Set problem:
Reproduce the following lines verbatim, keeping their order, spacing and punctuation unchanged.

━━━━━━━━━━━━━━━━

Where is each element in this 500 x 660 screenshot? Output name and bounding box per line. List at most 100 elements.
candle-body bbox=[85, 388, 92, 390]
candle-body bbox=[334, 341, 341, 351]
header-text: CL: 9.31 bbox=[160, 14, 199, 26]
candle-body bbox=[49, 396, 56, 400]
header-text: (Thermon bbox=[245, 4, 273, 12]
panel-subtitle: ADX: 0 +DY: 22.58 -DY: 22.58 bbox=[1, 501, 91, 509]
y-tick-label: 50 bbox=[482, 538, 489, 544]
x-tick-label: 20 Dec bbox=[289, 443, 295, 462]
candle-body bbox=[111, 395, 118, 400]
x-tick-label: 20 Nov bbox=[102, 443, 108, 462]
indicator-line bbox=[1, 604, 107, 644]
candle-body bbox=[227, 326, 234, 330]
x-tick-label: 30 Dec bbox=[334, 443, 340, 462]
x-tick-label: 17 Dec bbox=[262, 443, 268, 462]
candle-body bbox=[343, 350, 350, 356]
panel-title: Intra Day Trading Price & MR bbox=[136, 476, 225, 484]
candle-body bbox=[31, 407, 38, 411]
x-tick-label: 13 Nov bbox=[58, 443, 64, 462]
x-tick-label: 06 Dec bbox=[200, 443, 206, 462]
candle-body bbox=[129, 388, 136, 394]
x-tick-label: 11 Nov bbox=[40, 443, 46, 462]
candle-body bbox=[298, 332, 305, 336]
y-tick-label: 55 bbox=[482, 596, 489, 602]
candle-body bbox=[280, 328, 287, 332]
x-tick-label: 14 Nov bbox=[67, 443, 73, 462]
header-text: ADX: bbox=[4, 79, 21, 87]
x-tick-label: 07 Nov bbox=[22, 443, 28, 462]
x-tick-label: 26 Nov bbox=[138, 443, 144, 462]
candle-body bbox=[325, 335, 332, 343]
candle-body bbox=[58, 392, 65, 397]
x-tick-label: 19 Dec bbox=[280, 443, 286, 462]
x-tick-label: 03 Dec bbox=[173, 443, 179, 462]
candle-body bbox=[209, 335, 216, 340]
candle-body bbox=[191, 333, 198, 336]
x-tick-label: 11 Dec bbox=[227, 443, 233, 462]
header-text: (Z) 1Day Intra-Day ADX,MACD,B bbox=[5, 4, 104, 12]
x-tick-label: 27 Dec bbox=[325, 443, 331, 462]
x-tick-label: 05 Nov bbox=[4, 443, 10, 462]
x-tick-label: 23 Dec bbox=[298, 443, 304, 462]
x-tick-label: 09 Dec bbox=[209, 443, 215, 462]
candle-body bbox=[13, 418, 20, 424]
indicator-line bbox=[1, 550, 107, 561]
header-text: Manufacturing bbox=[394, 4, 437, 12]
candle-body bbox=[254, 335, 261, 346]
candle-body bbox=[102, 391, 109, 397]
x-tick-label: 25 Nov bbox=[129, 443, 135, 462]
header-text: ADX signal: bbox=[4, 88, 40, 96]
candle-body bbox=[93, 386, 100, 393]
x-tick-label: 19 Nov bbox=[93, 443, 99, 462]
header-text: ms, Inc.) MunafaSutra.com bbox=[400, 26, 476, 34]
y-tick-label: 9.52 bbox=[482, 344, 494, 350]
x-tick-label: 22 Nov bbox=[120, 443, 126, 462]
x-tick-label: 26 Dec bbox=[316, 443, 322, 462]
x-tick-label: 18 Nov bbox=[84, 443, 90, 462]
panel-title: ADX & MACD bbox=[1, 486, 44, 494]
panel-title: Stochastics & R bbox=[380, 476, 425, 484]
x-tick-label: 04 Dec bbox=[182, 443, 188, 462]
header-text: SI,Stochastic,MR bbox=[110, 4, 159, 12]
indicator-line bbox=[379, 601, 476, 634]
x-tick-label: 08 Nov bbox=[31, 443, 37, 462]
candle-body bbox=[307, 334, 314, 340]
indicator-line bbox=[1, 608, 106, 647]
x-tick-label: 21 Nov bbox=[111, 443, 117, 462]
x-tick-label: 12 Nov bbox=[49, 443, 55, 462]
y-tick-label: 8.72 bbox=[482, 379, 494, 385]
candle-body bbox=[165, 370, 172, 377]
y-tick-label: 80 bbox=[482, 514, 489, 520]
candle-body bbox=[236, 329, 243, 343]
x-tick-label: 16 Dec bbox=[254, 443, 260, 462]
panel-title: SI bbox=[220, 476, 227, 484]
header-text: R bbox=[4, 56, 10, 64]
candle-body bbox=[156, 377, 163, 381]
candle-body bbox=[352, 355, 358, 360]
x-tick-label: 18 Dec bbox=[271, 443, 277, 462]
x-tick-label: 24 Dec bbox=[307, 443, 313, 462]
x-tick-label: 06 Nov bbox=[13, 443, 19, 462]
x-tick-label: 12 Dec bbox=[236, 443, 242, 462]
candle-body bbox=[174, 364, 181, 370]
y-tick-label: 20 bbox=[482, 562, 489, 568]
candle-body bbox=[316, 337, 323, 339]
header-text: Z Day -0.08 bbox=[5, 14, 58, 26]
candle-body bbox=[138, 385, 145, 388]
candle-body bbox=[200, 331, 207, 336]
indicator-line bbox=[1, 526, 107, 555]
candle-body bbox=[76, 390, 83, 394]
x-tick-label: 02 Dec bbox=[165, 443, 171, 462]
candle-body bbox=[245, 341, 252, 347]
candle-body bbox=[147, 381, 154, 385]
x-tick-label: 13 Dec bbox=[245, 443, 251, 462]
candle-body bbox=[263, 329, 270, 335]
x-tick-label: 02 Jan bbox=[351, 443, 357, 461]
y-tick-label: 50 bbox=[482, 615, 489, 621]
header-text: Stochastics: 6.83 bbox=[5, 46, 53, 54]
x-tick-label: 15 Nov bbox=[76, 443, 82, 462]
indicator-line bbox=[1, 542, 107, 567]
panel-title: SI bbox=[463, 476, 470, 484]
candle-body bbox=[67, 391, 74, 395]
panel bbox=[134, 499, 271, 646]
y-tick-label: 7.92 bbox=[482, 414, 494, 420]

━━━━━━━━━━━━━━━━

Expected answer:
Where is each element in this 500 x 660 screenshot? Output name and bounding box per line. List at most 100 elements.
candle-body bbox=[85, 388, 92, 390]
candle-body bbox=[334, 341, 341, 351]
header-text: CL: 9.31 bbox=[160, 14, 199, 26]
candle-body bbox=[49, 396, 56, 400]
header-text: (Thermon bbox=[245, 4, 273, 12]
panel-subtitle: ADX: 0 +DY: 22.58 -DY: 22.58 bbox=[1, 501, 91, 509]
y-tick-label: 50 bbox=[482, 538, 489, 544]
x-tick-label: 20 Dec bbox=[289, 443, 295, 462]
candle-body bbox=[111, 395, 118, 400]
x-tick-label: 20 Nov bbox=[102, 443, 108, 462]
indicator-line bbox=[1, 604, 107, 644]
candle-body bbox=[227, 326, 234, 330]
x-tick-label: 30 Dec bbox=[334, 443, 340, 462]
x-tick-label: 17 Dec bbox=[262, 443, 268, 462]
candle-body bbox=[343, 350, 350, 356]
panel-title: Intra Day Trading Price & MR bbox=[136, 476, 225, 484]
candle-body bbox=[31, 407, 38, 411]
x-tick-label: 13 Nov bbox=[58, 443, 64, 462]
x-tick-label: 06 Dec bbox=[200, 443, 206, 462]
candle-body bbox=[129, 388, 136, 394]
x-tick-label: 11 Nov bbox=[40, 443, 46, 462]
candle-body bbox=[298, 332, 305, 336]
y-tick-label: 55 bbox=[482, 596, 489, 602]
candle-body bbox=[280, 328, 287, 332]
x-tick-label: 14 Nov bbox=[67, 443, 73, 462]
header-text: ADX: bbox=[4, 79, 21, 87]
x-tick-label: 07 Nov bbox=[22, 443, 28, 462]
x-tick-label: 26 Nov bbox=[138, 443, 144, 462]
candle-body bbox=[325, 335, 332, 343]
candle-body bbox=[58, 392, 65, 397]
x-tick-label: 19 Dec bbox=[280, 443, 286, 462]
x-tick-label: 03 Dec bbox=[173, 443, 179, 462]
candle-body bbox=[209, 335, 216, 340]
candle-body bbox=[191, 333, 198, 336]
x-tick-label: 11 Dec bbox=[227, 443, 233, 462]
header-text: (Z) 1Day Intra-Day ADX,MACD,B bbox=[5, 4, 104, 12]
x-tick-label: 27 Dec bbox=[325, 443, 331, 462]
x-tick-label: 05 Nov bbox=[4, 443, 10, 462]
x-tick-label: 23 Dec bbox=[298, 443, 304, 462]
x-tick-label: 09 Dec bbox=[209, 443, 215, 462]
candle-body bbox=[13, 418, 20, 424]
indicator-line bbox=[1, 550, 107, 561]
header-text: Manufacturing bbox=[394, 4, 437, 12]
candle-body bbox=[254, 335, 261, 346]
candle-body bbox=[102, 391, 109, 397]
x-tick-label: 25 Nov bbox=[129, 443, 135, 462]
header-text: ADX signal: bbox=[4, 88, 40, 96]
candle-body bbox=[93, 386, 100, 393]
x-tick-label: 19 Nov bbox=[93, 443, 99, 462]
header-text: ms, Inc.) MunafaSutra.com bbox=[400, 26, 476, 34]
y-tick-label: 9.52 bbox=[482, 344, 494, 350]
x-tick-label: 22 Nov bbox=[120, 443, 126, 462]
x-tick-label: 26 Dec bbox=[316, 443, 322, 462]
x-tick-label: 18 Nov bbox=[84, 443, 90, 462]
panel-title: ADX & MACD bbox=[1, 486, 44, 494]
panel-title: Stochastics & R bbox=[380, 476, 425, 484]
x-tick-label: 04 Dec bbox=[182, 443, 188, 462]
header-text: SI,Stochastic,MR bbox=[110, 4, 159, 12]
indicator-line bbox=[379, 601, 476, 634]
x-tick-label: 08 Nov bbox=[31, 443, 37, 462]
candle-body bbox=[307, 334, 314, 340]
indicator-line bbox=[1, 608, 106, 647]
x-tick-label: 21 Nov bbox=[111, 443, 117, 462]
x-tick-label: 12 Nov bbox=[49, 443, 55, 462]
y-tick-label: 8.72 bbox=[482, 379, 494, 385]
candle-body bbox=[165, 370, 172, 377]
y-tick-label: 80 bbox=[482, 514, 489, 520]
candle-body bbox=[236, 329, 243, 343]
x-tick-label: 16 Dec bbox=[254, 443, 260, 462]
panel-title: SI bbox=[220, 476, 227, 484]
header-text: R bbox=[4, 56, 10, 64]
candle-body bbox=[156, 377, 163, 381]
candle-body bbox=[352, 355, 358, 360]
x-tick-label: 18 Dec bbox=[271, 443, 277, 462]
x-tick-label: 24 Dec bbox=[307, 443, 313, 462]
x-tick-label: 06 Nov bbox=[13, 443, 19, 462]
x-tick-label: 12 Dec bbox=[236, 443, 242, 462]
candle-body bbox=[174, 364, 181, 370]
y-tick-label: 20 bbox=[482, 562, 489, 568]
candle-body bbox=[316, 337, 323, 339]
header-text: Z Day -0.08 bbox=[5, 14, 58, 26]
candle-body bbox=[138, 385, 145, 388]
candle-body bbox=[200, 331, 207, 336]
indicator-line bbox=[1, 526, 107, 555]
candle-body bbox=[76, 390, 83, 394]
x-tick-label: 02 Dec bbox=[165, 443, 171, 462]
candle-body bbox=[245, 341, 252, 347]
candle-body bbox=[147, 381, 154, 385]
x-tick-label: 13 Dec bbox=[245, 443, 251, 462]
candle-body bbox=[263, 329, 270, 335]
x-tick-label: 02 Jan bbox=[351, 443, 357, 461]
y-tick-label: 50 bbox=[482, 615, 489, 621]
header-text: Stochastics: 6.83 bbox=[5, 46, 53, 54]
x-tick-label: 15 Nov bbox=[76, 443, 82, 462]
indicator-line bbox=[1, 542, 107, 567]
panel-title: SI bbox=[463, 476, 470, 484]
candle-body bbox=[67, 391, 74, 395]
panel bbox=[134, 499, 271, 646]
y-tick-label: 7.92 bbox=[482, 414, 494, 420]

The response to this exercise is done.